Your goal – Scan the entries and tally the lines that include the string "name". Reply with the figure alone.

Input records –
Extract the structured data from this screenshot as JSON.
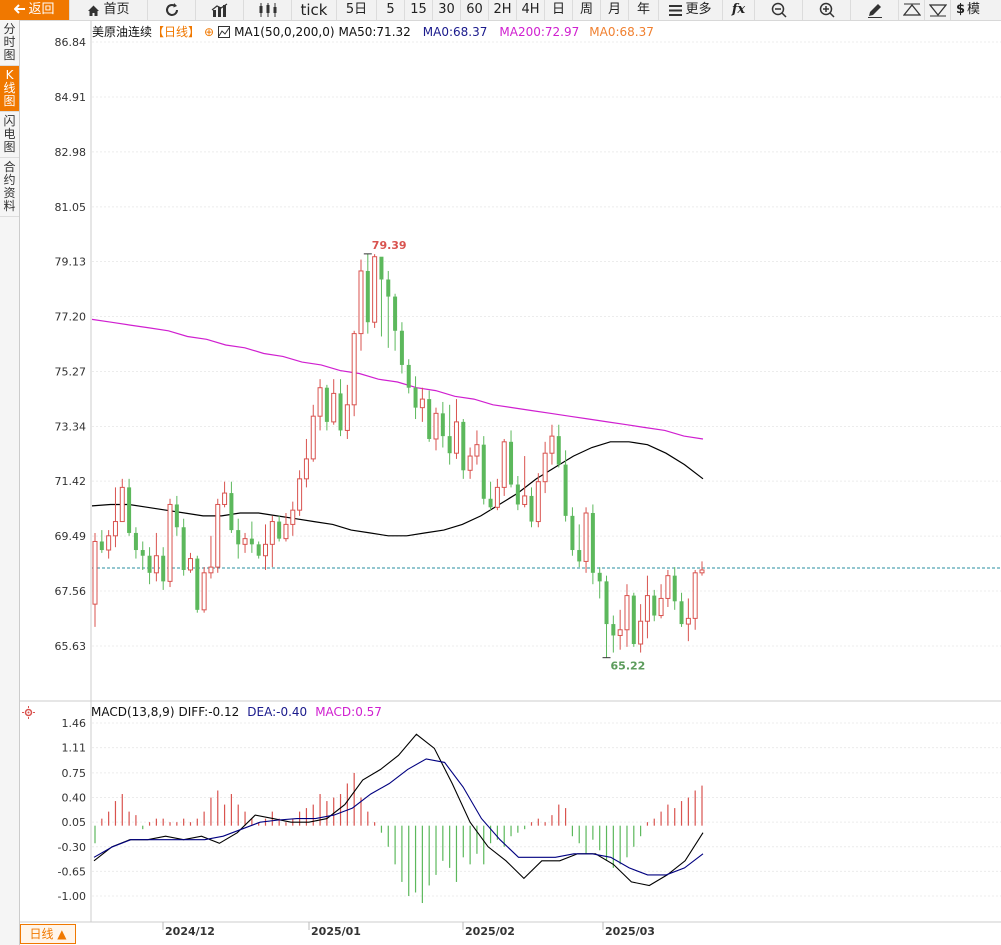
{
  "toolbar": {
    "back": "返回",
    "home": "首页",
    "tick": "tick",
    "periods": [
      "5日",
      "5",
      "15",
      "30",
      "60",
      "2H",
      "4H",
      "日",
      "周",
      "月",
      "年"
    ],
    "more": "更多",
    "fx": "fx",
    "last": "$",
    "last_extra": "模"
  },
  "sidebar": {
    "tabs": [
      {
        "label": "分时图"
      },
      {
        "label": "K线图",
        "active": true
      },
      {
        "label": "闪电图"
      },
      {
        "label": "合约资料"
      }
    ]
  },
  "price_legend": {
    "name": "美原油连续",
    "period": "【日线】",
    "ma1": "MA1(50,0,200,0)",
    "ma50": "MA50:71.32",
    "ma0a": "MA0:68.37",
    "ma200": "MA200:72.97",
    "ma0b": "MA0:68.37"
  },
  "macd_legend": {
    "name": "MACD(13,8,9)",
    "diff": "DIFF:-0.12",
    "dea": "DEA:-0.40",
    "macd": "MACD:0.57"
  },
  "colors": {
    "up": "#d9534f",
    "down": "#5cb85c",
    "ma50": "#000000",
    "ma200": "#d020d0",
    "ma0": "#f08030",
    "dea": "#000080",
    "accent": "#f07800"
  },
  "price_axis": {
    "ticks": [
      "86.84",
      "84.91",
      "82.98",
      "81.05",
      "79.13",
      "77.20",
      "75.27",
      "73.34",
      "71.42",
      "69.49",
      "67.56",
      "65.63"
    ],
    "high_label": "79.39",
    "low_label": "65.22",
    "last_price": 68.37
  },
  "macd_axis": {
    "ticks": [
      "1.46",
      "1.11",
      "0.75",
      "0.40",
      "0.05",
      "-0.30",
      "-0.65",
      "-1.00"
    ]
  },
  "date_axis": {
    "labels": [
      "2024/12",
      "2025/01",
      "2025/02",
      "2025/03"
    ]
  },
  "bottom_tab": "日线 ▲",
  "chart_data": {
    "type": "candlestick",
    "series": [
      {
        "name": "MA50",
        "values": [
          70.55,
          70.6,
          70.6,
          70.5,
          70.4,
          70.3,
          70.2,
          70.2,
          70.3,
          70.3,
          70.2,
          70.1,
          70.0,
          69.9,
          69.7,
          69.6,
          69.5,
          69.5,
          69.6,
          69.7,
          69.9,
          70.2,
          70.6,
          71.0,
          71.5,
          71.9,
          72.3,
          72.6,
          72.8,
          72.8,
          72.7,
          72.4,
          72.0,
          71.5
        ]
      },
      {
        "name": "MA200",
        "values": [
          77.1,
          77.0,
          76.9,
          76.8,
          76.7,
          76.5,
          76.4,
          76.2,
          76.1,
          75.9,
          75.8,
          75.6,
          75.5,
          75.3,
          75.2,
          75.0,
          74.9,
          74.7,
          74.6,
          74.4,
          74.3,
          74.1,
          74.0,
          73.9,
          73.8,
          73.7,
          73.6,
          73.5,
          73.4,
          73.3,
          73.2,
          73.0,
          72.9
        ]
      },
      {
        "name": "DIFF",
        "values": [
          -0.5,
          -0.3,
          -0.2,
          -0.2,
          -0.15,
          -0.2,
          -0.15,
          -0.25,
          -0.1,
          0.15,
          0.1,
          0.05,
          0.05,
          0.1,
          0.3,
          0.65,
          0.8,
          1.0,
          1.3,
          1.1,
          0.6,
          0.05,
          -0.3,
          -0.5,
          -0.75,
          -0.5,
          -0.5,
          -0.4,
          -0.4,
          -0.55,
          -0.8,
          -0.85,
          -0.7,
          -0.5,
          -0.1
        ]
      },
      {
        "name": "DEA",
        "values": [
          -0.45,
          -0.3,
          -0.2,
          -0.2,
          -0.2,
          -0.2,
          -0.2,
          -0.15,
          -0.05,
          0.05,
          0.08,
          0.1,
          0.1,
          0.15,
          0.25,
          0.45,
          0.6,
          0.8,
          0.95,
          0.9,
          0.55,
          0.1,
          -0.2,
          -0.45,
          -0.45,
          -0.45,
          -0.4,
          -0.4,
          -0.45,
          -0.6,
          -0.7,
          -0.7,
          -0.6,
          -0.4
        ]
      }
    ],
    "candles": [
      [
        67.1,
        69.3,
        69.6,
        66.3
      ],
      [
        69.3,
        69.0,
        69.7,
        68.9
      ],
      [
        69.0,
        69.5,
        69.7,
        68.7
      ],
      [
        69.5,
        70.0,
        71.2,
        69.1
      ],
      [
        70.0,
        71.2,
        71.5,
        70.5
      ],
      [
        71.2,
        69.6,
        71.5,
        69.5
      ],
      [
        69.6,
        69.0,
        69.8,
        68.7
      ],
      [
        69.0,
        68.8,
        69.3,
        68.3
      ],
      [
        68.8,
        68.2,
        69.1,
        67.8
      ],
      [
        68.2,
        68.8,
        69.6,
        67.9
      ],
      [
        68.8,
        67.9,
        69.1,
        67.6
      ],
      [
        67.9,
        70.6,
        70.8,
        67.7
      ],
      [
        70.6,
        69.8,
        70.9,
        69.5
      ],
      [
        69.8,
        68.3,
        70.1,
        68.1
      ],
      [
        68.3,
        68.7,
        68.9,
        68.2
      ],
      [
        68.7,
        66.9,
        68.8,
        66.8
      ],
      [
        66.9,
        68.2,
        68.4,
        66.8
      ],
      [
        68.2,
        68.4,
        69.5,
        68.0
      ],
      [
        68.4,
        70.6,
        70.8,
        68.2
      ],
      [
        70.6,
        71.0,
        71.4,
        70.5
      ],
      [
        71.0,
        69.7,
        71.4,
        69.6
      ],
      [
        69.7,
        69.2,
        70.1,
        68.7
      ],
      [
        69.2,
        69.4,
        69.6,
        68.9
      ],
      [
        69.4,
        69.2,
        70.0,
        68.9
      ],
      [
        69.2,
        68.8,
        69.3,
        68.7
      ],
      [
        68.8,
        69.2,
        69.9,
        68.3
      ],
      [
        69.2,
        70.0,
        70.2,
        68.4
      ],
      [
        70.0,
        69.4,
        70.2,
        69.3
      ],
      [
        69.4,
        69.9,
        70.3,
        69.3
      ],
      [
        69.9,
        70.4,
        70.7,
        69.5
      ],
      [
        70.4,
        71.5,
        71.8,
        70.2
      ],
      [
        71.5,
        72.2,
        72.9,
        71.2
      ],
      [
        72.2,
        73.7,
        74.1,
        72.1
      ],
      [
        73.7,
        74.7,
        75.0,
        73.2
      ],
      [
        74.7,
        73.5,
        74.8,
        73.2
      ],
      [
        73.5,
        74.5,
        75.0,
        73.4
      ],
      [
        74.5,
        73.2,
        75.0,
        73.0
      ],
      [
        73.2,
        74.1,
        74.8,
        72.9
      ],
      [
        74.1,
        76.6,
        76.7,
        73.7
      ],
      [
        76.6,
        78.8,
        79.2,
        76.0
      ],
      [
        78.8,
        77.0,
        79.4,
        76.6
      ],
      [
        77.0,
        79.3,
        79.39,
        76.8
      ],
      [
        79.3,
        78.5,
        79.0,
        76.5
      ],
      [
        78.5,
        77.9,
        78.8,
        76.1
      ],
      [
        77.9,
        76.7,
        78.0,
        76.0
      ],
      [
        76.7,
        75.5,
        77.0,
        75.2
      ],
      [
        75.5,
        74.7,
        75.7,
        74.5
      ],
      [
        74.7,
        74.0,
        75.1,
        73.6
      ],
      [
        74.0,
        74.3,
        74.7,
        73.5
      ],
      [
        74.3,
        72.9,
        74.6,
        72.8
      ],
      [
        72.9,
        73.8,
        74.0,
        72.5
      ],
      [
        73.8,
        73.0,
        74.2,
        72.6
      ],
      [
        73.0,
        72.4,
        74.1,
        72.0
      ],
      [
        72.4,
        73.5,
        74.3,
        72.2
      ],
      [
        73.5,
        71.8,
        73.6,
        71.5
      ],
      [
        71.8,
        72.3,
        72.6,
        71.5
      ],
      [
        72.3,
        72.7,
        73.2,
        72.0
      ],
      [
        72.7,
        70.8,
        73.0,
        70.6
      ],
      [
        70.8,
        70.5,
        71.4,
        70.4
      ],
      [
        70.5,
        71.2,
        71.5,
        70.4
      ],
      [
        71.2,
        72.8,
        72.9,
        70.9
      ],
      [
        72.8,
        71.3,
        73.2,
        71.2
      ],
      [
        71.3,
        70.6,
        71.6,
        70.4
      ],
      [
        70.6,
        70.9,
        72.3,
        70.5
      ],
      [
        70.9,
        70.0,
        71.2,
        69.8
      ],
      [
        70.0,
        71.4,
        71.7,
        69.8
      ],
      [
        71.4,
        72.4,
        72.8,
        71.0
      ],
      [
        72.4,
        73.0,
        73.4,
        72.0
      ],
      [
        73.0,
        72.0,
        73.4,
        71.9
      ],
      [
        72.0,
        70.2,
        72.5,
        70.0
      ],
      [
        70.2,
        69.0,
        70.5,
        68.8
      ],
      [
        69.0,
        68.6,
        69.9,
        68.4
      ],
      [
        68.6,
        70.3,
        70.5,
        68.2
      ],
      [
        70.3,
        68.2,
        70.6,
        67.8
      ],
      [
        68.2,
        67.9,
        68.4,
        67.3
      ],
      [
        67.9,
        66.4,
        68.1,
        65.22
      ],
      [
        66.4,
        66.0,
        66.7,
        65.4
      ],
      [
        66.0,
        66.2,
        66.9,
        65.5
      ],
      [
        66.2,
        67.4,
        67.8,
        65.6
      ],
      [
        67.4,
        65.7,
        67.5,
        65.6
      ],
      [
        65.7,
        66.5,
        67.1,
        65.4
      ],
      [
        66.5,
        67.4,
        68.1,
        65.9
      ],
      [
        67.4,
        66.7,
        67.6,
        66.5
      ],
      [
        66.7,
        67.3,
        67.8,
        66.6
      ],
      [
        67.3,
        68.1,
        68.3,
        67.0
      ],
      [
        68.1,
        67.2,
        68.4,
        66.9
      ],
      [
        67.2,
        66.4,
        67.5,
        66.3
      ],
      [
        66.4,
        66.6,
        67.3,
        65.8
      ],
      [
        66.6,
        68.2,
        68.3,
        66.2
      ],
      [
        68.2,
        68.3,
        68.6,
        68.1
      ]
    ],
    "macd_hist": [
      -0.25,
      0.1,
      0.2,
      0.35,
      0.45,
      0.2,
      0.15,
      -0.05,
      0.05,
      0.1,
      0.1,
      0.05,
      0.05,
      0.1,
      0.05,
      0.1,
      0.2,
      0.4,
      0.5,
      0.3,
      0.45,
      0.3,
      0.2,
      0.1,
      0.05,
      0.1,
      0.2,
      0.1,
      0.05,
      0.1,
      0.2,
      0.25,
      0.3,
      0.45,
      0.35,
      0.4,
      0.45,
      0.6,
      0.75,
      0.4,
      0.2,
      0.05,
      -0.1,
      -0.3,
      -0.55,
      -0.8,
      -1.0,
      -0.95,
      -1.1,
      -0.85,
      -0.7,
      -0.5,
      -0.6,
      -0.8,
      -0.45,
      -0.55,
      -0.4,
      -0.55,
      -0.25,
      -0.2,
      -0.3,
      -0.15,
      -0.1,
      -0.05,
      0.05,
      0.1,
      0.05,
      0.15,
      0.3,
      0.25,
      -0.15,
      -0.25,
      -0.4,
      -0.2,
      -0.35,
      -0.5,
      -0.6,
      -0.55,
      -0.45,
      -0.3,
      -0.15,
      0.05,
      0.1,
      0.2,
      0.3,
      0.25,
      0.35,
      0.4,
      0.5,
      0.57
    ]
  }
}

Solution for this problem – 6